• _Problem description_: Tally every line of the listing where the string "injection" is found, and state the total alone.

• _Data for processing_:
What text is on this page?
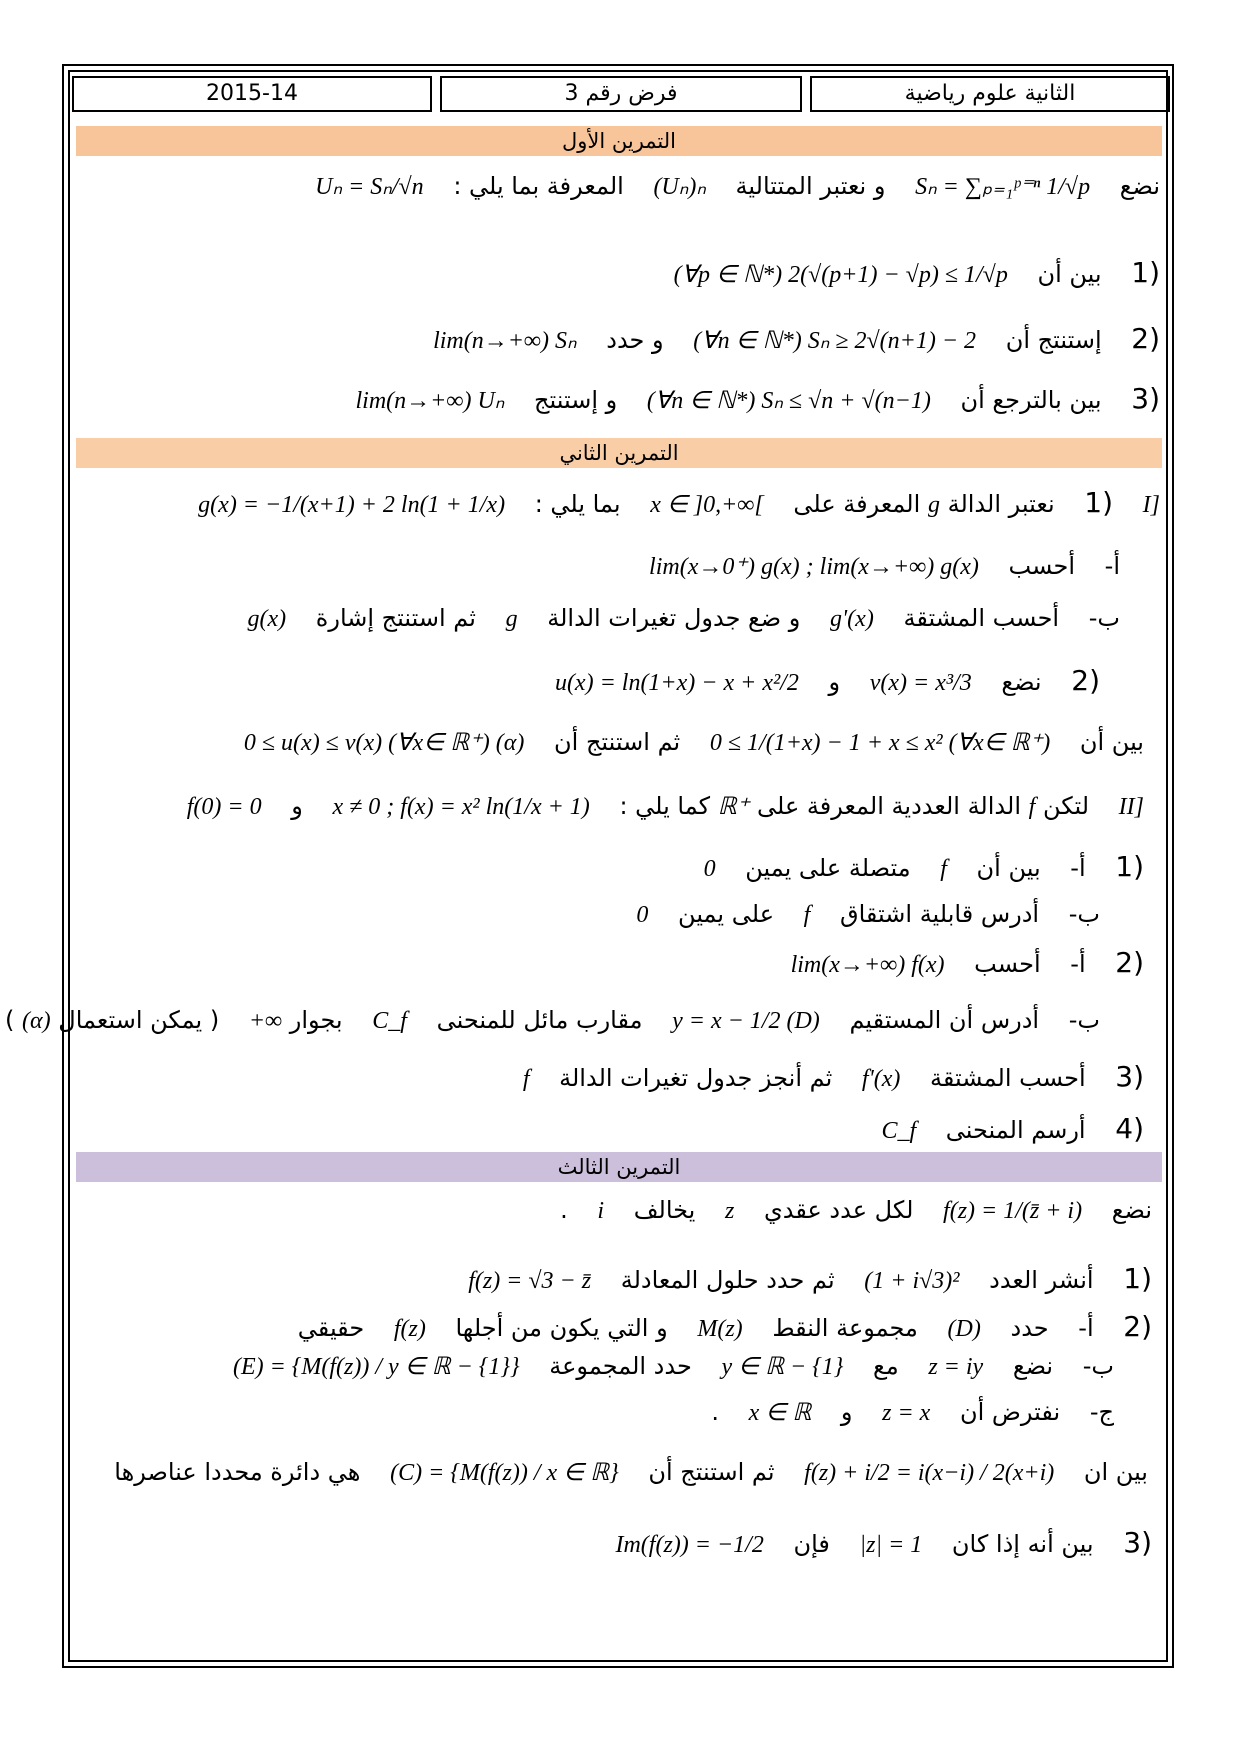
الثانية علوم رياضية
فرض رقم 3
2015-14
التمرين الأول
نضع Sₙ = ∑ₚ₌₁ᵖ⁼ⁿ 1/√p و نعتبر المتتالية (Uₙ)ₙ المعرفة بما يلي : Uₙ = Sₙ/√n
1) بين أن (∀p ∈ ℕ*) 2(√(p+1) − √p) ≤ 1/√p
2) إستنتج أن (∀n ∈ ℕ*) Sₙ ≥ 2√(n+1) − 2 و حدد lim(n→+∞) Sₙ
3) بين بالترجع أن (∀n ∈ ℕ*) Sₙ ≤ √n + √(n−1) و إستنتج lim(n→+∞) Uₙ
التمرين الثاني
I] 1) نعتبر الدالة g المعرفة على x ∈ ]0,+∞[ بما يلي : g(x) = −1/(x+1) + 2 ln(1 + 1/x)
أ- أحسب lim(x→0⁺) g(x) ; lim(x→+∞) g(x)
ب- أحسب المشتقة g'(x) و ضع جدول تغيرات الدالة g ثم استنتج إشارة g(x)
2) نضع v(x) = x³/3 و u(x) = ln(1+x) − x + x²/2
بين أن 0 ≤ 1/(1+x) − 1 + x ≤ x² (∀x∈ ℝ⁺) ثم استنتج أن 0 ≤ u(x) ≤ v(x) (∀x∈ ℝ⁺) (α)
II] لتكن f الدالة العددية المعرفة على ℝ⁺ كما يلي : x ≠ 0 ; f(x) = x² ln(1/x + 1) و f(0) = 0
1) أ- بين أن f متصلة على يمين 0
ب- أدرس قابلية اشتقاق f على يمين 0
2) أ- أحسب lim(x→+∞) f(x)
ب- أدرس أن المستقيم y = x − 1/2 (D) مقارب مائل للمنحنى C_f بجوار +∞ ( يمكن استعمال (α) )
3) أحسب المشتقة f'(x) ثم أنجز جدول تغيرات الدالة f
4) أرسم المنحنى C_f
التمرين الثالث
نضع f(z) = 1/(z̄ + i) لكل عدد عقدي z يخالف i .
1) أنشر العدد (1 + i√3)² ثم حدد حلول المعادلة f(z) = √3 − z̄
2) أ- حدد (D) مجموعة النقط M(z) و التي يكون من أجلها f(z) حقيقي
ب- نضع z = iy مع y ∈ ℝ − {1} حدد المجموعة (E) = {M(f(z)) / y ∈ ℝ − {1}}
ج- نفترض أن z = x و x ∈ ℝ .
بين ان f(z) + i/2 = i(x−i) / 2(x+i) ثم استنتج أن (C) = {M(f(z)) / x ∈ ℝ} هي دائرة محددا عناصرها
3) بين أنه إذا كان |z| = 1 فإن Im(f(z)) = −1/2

==

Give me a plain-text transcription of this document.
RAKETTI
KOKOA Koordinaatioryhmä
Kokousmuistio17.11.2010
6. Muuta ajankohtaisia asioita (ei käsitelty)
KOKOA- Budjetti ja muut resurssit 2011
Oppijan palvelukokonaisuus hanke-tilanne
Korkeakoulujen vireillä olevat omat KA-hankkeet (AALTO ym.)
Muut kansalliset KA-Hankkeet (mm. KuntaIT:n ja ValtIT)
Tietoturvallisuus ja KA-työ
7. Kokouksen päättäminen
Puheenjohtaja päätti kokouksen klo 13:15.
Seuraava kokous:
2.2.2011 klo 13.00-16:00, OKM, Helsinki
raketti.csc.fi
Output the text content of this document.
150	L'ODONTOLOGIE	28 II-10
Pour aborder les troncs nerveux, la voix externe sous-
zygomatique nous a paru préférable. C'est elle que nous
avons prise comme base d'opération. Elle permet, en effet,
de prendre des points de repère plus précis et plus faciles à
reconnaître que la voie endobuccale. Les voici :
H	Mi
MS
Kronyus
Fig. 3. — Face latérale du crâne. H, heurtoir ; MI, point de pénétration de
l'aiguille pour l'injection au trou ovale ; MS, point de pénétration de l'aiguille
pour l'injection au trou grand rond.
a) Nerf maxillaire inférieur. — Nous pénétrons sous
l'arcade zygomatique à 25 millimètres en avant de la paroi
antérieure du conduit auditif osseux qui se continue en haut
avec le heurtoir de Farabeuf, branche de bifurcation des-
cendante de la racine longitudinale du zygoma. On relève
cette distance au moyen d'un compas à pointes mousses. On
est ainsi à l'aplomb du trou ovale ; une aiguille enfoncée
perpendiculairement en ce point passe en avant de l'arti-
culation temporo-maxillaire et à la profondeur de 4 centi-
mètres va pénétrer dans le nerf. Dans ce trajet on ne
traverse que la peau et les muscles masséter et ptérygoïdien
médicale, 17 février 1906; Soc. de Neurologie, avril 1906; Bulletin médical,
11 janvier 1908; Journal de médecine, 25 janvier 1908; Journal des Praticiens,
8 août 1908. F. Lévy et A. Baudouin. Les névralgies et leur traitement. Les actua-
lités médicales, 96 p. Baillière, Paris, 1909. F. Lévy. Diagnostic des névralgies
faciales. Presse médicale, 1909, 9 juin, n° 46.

---

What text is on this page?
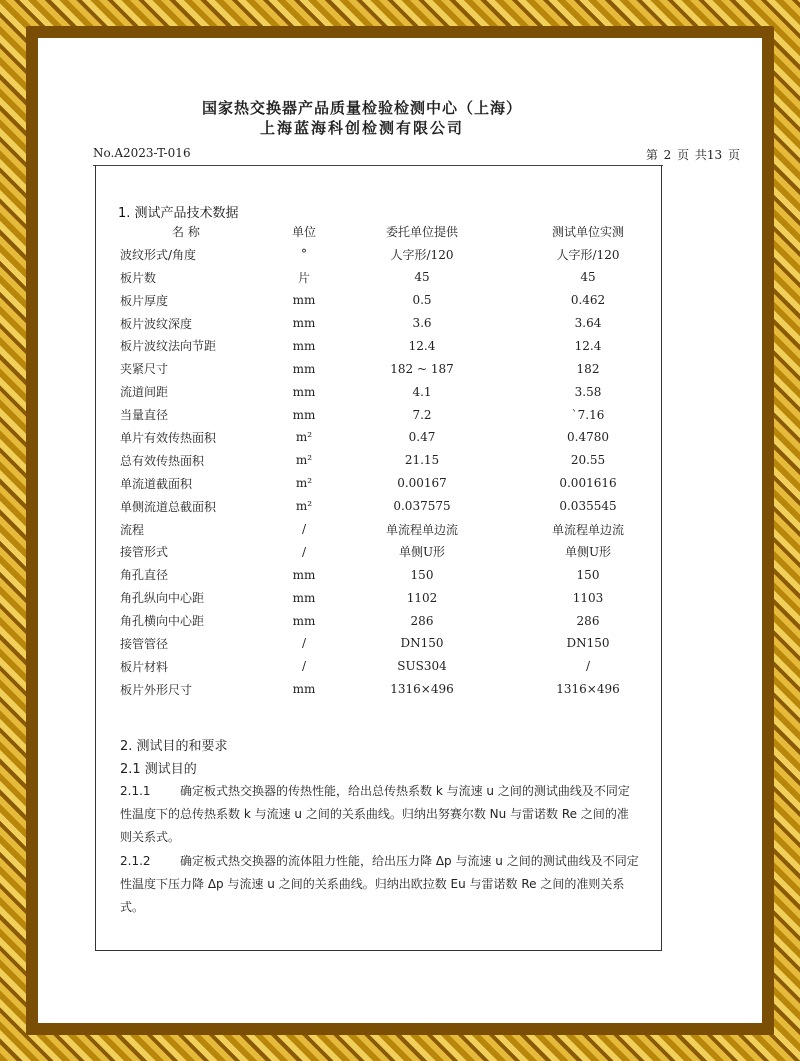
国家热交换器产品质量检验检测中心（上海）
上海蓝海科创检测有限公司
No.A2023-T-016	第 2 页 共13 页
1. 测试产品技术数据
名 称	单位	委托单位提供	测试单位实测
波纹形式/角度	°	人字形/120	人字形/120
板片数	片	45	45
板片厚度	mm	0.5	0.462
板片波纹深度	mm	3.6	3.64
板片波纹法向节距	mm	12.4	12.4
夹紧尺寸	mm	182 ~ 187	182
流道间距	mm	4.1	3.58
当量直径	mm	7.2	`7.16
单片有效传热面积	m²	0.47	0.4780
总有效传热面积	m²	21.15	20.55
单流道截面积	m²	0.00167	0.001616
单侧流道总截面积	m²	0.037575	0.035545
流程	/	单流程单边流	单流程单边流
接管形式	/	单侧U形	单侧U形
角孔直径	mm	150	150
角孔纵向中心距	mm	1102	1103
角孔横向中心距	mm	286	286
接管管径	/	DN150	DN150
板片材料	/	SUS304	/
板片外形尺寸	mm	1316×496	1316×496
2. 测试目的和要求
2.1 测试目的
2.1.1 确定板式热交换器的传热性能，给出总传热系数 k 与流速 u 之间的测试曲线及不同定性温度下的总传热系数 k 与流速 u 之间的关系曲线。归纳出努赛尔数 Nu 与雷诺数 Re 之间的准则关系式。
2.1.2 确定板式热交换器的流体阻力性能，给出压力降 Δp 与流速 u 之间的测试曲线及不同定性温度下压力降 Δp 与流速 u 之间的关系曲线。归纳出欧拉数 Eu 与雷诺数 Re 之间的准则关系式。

• _Output for this task_: 2